Stored entries
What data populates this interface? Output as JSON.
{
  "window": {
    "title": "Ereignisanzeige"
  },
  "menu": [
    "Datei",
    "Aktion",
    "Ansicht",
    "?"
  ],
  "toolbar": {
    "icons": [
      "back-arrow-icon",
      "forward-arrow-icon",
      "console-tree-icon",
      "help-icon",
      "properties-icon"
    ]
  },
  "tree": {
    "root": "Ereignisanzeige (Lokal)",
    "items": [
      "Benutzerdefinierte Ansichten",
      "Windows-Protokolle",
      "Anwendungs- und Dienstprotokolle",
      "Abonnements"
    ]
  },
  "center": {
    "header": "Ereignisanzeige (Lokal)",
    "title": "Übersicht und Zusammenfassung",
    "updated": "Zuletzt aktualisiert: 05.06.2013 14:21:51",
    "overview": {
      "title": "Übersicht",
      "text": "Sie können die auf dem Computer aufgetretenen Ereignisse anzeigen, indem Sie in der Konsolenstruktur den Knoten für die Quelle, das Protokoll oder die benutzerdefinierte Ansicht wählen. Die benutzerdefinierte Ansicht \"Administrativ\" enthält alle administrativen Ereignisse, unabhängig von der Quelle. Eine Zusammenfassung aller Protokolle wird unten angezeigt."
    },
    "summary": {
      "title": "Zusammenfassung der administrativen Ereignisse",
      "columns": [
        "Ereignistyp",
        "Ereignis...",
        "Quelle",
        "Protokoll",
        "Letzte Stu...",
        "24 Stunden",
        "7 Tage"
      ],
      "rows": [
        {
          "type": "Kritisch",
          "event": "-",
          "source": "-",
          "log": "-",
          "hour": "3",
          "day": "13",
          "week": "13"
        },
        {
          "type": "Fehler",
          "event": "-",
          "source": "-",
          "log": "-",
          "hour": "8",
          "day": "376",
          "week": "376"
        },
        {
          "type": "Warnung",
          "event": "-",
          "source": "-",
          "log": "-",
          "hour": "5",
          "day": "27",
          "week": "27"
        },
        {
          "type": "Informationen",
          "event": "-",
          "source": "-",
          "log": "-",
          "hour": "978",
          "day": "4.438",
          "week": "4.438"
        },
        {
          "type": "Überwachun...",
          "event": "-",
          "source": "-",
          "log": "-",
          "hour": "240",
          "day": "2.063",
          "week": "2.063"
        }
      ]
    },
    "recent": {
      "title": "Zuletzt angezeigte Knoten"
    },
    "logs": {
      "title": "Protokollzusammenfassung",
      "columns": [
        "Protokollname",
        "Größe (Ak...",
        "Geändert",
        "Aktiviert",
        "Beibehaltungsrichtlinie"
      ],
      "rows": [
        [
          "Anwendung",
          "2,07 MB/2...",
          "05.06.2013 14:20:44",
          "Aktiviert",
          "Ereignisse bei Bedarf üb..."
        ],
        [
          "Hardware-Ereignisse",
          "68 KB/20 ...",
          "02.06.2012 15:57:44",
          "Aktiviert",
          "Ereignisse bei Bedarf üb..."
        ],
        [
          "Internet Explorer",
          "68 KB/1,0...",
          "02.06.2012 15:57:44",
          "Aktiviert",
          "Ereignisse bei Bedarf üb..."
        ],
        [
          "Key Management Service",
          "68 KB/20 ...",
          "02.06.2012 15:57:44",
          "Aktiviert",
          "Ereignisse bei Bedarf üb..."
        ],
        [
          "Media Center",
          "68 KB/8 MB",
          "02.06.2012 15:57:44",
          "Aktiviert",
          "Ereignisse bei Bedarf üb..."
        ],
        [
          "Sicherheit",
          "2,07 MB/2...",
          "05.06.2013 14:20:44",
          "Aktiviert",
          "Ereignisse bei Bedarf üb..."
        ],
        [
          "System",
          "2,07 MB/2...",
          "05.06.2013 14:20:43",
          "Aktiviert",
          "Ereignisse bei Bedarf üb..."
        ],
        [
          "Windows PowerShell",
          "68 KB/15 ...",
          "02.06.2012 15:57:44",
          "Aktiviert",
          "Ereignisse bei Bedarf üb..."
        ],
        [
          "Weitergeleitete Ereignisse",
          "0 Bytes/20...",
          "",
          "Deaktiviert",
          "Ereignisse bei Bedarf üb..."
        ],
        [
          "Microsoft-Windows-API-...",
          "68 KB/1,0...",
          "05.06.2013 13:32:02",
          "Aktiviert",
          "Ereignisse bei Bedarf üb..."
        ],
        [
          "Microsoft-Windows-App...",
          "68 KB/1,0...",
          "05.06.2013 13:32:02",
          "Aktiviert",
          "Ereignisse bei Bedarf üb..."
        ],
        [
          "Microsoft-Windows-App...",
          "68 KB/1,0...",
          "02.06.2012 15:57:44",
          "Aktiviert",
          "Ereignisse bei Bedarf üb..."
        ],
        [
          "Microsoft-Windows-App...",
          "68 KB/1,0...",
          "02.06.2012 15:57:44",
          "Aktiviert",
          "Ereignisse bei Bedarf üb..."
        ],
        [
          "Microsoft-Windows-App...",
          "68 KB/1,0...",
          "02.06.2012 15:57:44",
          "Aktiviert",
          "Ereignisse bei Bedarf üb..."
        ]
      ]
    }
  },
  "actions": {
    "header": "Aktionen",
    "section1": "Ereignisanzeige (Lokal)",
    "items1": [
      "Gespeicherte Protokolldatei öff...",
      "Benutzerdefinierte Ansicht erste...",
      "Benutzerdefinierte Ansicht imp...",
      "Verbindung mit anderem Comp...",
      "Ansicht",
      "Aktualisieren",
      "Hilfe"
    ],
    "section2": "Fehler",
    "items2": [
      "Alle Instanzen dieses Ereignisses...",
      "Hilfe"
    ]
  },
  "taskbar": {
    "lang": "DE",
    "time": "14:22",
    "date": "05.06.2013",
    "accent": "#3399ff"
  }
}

WHAT YOU SHOULD DO
Which lines hold the string "Zuletzt"? List them all.

ANSWER FOR THIS EXERCISE
    "updated": "Zuletzt aktualisiert: 05.06.2013 14:21:51",
      "title": "Zuletzt angezeigte Knoten"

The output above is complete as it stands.